**TO DO:** Exclude all pictures, then copy each of the records exactly as written.

== DATA FOR THIS TASK ==

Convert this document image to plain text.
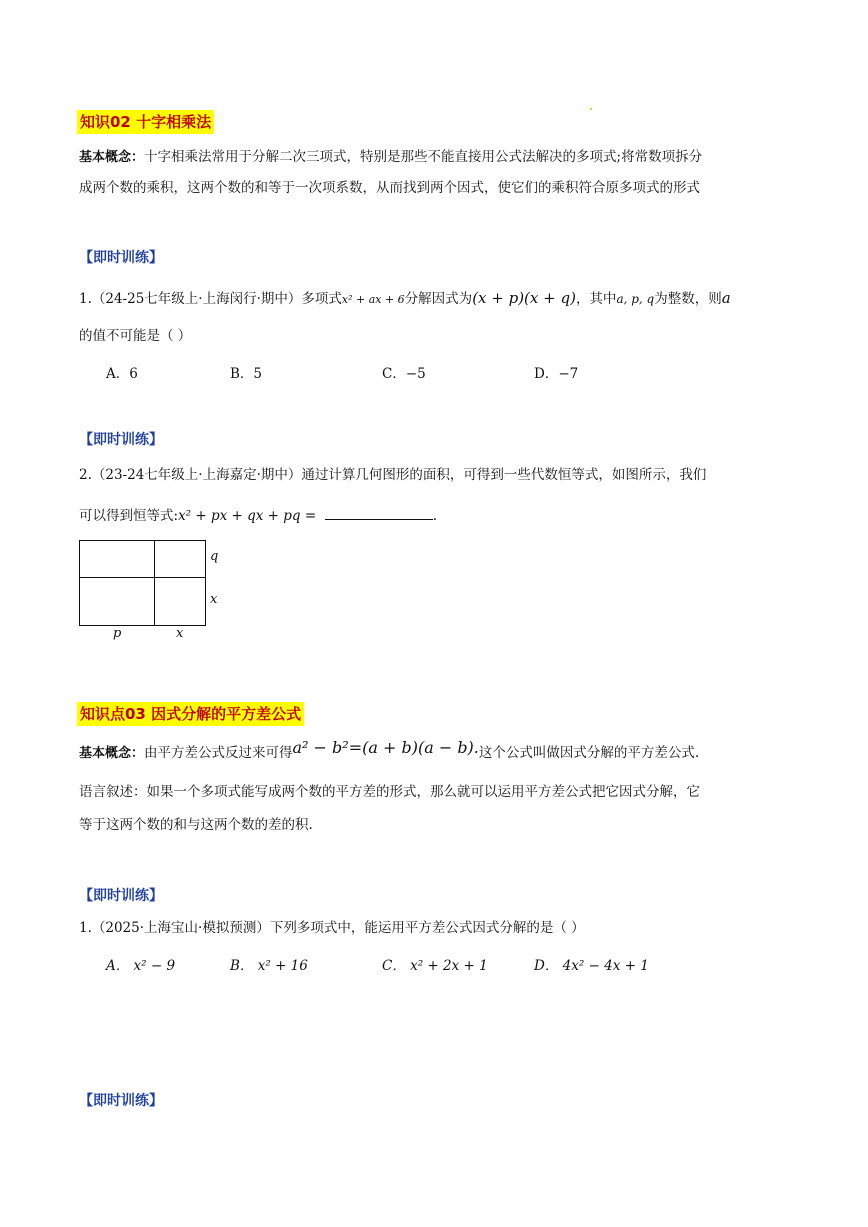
知识02 十字相乘法
基本概念：十字相乘法常用于分解二次三项式，特别是那些不能直接用公式法解决的多项式;将常数项拆分
成两个数的乘积，这两个数的和等于一次项系数，从而找到两个因式，使它们的乘积符合原多项式的形式
【即时训练】
1.（24-25七年级上·上海闵行·期中）多项式x² + ax + 6分解因式为(x + p)(x + q)，其中a, p, q为整数，则a
的值不可能是（ ）
A．6	B．5	C．−5	D．−7
【即时训练】
2.（23-24七年级上·上海嘉定·期中）通过计算几何图形的面积，可得到一些代数恒等式，如图所示，我们
可以得到恒等式:x² + px + qx + pq =	.
q
x
p	x
知识点03 因式分解的平方差公式
基本概念：由平方差公式反过来可得a² − b²=(a + b)(a − b).这个公式叫做因式分解的平方差公式.
语言叙述：如果一个多项式能写成两个数的平方差的形式，那么就可以运用平方差公式把它因式分解，它
等于这两个数的和与这两个数的差的积.
【即时训练】
1.（2025·上海宝山·模拟预测）下列多项式中，能运用平方差公式因式分解的是（ ）
A． x² − 9	B． x² + 16	C． x² + 2x + 1	D． 4x² − 4x + 1
【即时训练】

===

**OUTPUT FOR THIS EXERCISE:**
Convert this document image to plain text.
知识02 十字相乘法
基本概念：十字相乘法常用于分解二次三项式，特别是那些不能直接用公式法解决的多项式;将常数项拆分
成两个数的乘积，这两个数的和等于一次项系数，从而找到两个因式，使它们的乘积符合原多项式的形式
【即时训练】
1.（24-25七年级上·上海闵行·期中）多项式x² + ax + 6分解因式为(x + p)(x + q)，其中a, p, q为整数，则a
的值不可能是（ ）
A．6	B．5	C．−5	D．−7
【即时训练】
2.（23-24七年级上·上海嘉定·期中）通过计算几何图形的面积，可得到一些代数恒等式，如图所示，我们
可以得到恒等式:x² + px + qx + pq =	.
q
x
p	x
知识点03 因式分解的平方差公式
基本概念：由平方差公式反过来可得a² − b²=(a + b)(a − b).这个公式叫做因式分解的平方差公式.
语言叙述：如果一个多项式能写成两个数的平方差的形式，那么就可以运用平方差公式把它因式分解，它
等于这两个数的和与这两个数的差的积.
【即时训练】
1.（2025·上海宝山·模拟预测）下列多项式中，能运用平方差公式因式分解的是（ ）
A． x² − 9	B． x² + 16	C． x² + 2x + 1	D． 4x² − 4x + 1
【即时训练】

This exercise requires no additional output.